* SET EXERCISE
Where a line holds "eine", copy it.

* RECORDS SHOWN
--
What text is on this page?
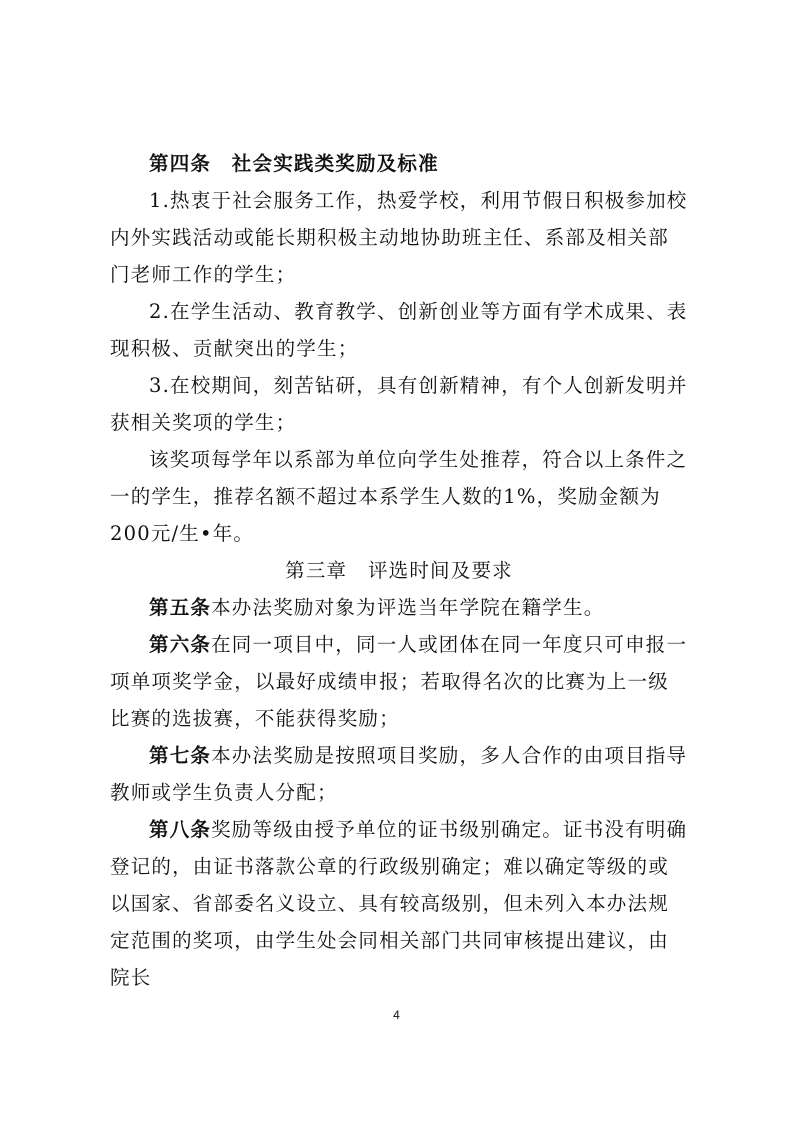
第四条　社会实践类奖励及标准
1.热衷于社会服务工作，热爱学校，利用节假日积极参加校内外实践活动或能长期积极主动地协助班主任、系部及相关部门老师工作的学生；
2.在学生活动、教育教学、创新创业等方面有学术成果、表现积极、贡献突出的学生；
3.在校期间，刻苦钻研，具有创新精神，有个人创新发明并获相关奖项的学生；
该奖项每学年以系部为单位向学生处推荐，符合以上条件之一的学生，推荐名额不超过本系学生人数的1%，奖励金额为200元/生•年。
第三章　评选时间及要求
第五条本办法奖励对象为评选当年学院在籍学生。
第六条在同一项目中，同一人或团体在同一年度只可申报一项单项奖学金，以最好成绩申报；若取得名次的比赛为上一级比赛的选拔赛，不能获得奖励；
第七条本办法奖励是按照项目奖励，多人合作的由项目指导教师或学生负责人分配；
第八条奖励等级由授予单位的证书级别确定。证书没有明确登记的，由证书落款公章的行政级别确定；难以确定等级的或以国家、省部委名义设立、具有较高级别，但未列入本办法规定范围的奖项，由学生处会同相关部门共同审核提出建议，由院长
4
--
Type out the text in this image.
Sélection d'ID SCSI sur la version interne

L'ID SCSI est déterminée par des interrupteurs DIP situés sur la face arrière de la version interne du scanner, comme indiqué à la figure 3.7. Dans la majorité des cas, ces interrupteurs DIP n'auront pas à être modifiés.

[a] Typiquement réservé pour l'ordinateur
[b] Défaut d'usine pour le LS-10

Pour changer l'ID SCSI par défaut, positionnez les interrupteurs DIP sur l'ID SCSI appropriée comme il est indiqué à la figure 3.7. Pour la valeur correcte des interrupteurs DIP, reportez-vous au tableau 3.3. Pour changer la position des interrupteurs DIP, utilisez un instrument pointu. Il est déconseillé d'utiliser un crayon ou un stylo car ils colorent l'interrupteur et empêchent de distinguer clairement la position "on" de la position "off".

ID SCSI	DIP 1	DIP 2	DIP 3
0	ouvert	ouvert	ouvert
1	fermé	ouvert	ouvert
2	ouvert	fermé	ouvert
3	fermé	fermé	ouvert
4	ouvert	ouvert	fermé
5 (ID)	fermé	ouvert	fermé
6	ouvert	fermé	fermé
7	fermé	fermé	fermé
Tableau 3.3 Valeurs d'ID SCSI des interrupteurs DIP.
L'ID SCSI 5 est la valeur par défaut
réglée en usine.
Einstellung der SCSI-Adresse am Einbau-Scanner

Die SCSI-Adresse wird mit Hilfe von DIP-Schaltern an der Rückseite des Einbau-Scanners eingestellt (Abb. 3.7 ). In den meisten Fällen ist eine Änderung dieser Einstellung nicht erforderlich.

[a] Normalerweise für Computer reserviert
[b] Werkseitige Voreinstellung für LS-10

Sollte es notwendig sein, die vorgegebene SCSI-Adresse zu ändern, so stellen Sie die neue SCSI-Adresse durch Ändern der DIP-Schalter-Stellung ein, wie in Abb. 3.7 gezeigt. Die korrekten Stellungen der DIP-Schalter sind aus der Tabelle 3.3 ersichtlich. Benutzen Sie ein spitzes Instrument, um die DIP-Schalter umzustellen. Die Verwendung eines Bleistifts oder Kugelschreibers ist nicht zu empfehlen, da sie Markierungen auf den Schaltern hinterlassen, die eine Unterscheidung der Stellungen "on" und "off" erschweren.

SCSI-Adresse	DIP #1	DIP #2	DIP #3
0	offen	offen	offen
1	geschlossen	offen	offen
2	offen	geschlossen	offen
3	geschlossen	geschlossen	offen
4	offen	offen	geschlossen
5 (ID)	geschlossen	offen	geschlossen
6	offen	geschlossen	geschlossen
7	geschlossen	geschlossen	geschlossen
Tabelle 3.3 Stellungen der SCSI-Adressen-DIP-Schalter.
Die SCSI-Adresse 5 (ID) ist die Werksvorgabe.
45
--
* IN RESPONSE
Die SCSI-Adresse wird mit Hilfe von DIP-Schaltern an der Rückseite des Einbau-Scanners eingestellt (Abb. 3.7 ). In den meisten Fällen ist eine Änderung dieser Einstellung nicht erforderlich.
Sollte es notwendig sein, die vorgegebene SCSI-Adresse zu ändern, so stellen Sie die neue SCSI-Adresse durch Ändern der DIP-Schalter-Stellung ein, wie in Abb. 3.7 gezeigt. Die korrekten Stellungen der DIP-Schalter sind aus der Tabelle 3.3 ersichtlich. Benutzen Sie ein spitzes Instrument, um die DIP-Schalter umzustellen. Die Verwendung eines Bleistifts oder Kugelschreibers ist nicht zu empfehlen, da sie Markierungen auf den Schaltern hinterlassen, die eine Unterscheidung der Stellungen "on" und "off" erschweren.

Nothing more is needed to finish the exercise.